↓↓↓

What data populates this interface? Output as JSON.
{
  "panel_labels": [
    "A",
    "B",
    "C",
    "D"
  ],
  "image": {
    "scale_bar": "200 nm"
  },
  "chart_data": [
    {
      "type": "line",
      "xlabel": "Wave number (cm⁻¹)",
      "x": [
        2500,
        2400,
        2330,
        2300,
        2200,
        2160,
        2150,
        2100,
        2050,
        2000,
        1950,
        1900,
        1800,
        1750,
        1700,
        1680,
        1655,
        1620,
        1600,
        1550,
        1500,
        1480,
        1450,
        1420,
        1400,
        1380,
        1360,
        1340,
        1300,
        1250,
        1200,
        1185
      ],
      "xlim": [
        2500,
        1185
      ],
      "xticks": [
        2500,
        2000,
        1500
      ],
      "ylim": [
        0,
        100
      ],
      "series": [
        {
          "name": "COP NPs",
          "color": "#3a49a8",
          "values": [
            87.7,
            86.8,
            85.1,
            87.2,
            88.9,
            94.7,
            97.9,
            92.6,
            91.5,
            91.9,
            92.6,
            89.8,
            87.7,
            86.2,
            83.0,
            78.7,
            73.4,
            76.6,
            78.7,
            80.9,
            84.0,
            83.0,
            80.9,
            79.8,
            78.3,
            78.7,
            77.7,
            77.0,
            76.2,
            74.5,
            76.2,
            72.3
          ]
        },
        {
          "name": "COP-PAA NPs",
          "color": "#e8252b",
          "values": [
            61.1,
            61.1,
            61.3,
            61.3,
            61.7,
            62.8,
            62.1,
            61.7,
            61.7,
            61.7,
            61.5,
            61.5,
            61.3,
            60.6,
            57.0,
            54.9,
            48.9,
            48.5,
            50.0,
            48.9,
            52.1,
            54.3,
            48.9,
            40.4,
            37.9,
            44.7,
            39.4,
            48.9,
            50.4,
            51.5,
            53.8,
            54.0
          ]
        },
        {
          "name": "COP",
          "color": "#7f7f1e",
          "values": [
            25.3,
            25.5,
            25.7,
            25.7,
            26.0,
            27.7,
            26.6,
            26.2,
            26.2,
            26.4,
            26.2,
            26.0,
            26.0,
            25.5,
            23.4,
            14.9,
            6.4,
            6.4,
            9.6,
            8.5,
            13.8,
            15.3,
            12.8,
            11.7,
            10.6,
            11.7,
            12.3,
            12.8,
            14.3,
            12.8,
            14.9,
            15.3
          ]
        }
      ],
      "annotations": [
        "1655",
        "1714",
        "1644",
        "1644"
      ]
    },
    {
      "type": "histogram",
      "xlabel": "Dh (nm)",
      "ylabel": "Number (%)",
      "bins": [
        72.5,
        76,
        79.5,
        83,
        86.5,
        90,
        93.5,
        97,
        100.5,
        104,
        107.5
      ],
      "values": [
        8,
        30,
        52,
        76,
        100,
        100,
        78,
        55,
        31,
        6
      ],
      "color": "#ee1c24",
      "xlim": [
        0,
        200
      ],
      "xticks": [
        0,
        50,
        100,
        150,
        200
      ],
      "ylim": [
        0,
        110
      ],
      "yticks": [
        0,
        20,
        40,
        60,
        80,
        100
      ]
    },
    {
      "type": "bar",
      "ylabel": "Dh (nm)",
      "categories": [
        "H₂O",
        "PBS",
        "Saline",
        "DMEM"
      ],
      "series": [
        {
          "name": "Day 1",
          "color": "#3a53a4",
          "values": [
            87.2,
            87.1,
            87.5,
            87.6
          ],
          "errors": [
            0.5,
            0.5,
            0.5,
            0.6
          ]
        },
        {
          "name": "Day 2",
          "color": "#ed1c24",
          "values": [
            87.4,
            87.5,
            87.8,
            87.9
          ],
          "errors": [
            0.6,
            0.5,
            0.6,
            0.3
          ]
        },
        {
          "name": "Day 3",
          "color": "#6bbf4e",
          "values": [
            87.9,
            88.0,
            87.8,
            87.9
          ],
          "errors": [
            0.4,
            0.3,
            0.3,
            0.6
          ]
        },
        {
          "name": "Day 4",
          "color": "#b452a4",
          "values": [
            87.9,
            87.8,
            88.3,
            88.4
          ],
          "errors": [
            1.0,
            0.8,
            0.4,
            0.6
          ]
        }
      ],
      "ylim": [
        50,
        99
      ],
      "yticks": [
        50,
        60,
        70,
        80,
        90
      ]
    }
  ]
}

↑↑↑

Brief
Return the material exactly as it stands.

Finished exercise
What data populates this interface? Output as JSON.
{
  "panel_labels": [
    "A",
    "B",
    "C",
    "D"
  ],
  "image": {
    "scale_bar": "200 nm"
  },
  "chart_data": [
    {
      "type": "line",
      "xlabel": "Wave number (cm⁻¹)",
      "x": [
        2500,
        2400,
        2330,
        2300,
        2200,
        2160,
        2150,
        2100,
        2050,
        2000,
        1950,
        1900,
        1800,
        1750,
        1700,
        1680,
        1655,
        1620,
        1600,
        1550,
        1500,
        1480,
        1450,
        1420,
        1400,
        1380,
        1360,
        1340,
        1300,
        1250,
        1200,
        1185
      ],
      "xlim": [
        2500,
        1185
      ],
      "xticks": [
        2500,
        2000,
        1500
      ],
      "ylim": [
        0,
        100
      ],
      "series": [
        {
          "name": "COP NPs",
          "color": "#3a49a8",
          "values": [
            87.7,
            86.8,
            85.1,
            87.2,
            88.9,
            94.7,
            97.9,
            92.6,
            91.5,
            91.9,
            92.6,
            89.8,
            87.7,
            86.2,
            83.0,
            78.7,
            73.4,
            76.6,
            78.7,
            80.9,
            84.0,
            83.0,
            80.9,
            79.8,
            78.3,
            78.7,
            77.7,
            77.0,
            76.2,
            74.5,
            76.2,
            72.3
          ]
        },
        {
          "name": "COP-PAA NPs",
          "color": "#e8252b",
          "values": [
            61.1,
            61.1,
            61.3,
            61.3,
            61.7,
            62.8,
            62.1,
            61.7,
            61.7,
            61.7,
            61.5,
            61.5,
            61.3,
            60.6,
            57.0,
            54.9,
            48.9,
            48.5,
            50.0,
            48.9,
            52.1,
            54.3,
            48.9,
            40.4,
            37.9,
            44.7,
            39.4,
            48.9,
            50.4,
            51.5,
            53.8,
            54.0
          ]
        },
        {
          "name": "COP",
          "color": "#7f7f1e",
          "values": [
            25.3,
            25.5,
            25.7,
            25.7,
            26.0,
            27.7,
            26.6,
            26.2,
            26.2,
            26.4,
            26.2,
            26.0,
            26.0,
            25.5,
            23.4,
            14.9,
            6.4,
            6.4,
            9.6,
            8.5,
            13.8,
            15.3,
            12.8,
            11.7,
            10.6,
            11.7,
            12.3,
            12.8,
            14.3,
            12.8,
            14.9,
            15.3
          ]
        }
      ],
      "annotations": [
        "1655",
        "1714",
        "1644",
        "1644"
      ]
    },
    {
      "type": "histogram",
      "xlabel": "Dh (nm)",
      "ylabel": "Number (%)",
      "bins": [
        72.5,
        76,
        79.5,
        83,
        86.5,
        90,
        93.5,
        97,
        100.5,
        104,
        107.5
      ],
      "values": [
        8,
        30,
        52,
        76,
        100,
        100,
        78,
        55,
        31,
        6
      ],
      "color": "#ee1c24",
      "xlim": [
        0,
        200
      ],
      "xticks": [
        0,
        50,
        100,
        150,
        200
      ],
      "ylim": [
        0,
        110
      ],
      "yticks": [
        0,
        20,
        40,
        60,
        80,
        100
      ]
    },
    {
      "type": "bar",
      "ylabel": "Dh (nm)",
      "categories": [
        "H₂O",
        "PBS",
        "Saline",
        "DMEM"
      ],
      "series": [
        {
          "name": "Day 1",
          "color": "#3a53a4",
          "values": [
            87.2,
            87.1,
            87.5,
            87.6
          ],
          "errors": [
            0.5,
            0.5,
            0.5,
            0.6
          ]
        },
        {
          "name": "Day 2",
          "color": "#ed1c24",
          "values": [
            87.4,
            87.5,
            87.8,
            87.9
          ],
          "errors": [
            0.6,
            0.5,
            0.6,
            0.3
          ]
        },
        {
          "name": "Day 3",
          "color": "#6bbf4e",
          "values": [
            87.9,
            88.0,
            87.8,
            87.9
          ],
          "errors": [
            0.4,
            0.3,
            0.3,
            0.6
          ]
        },
        {
          "name": "Day 4",
          "color": "#b452a4",
          "values": [
            87.9,
            87.8,
            88.3,
            88.4
          ],
          "errors": [
            1.0,
            0.8,
            0.4,
            0.6
          ]
        }
      ],
      "ylim": [
        50,
        99
      ],
      "yticks": [
        50,
        60,
        70,
        80,
        90
      ]
    }
  ]
}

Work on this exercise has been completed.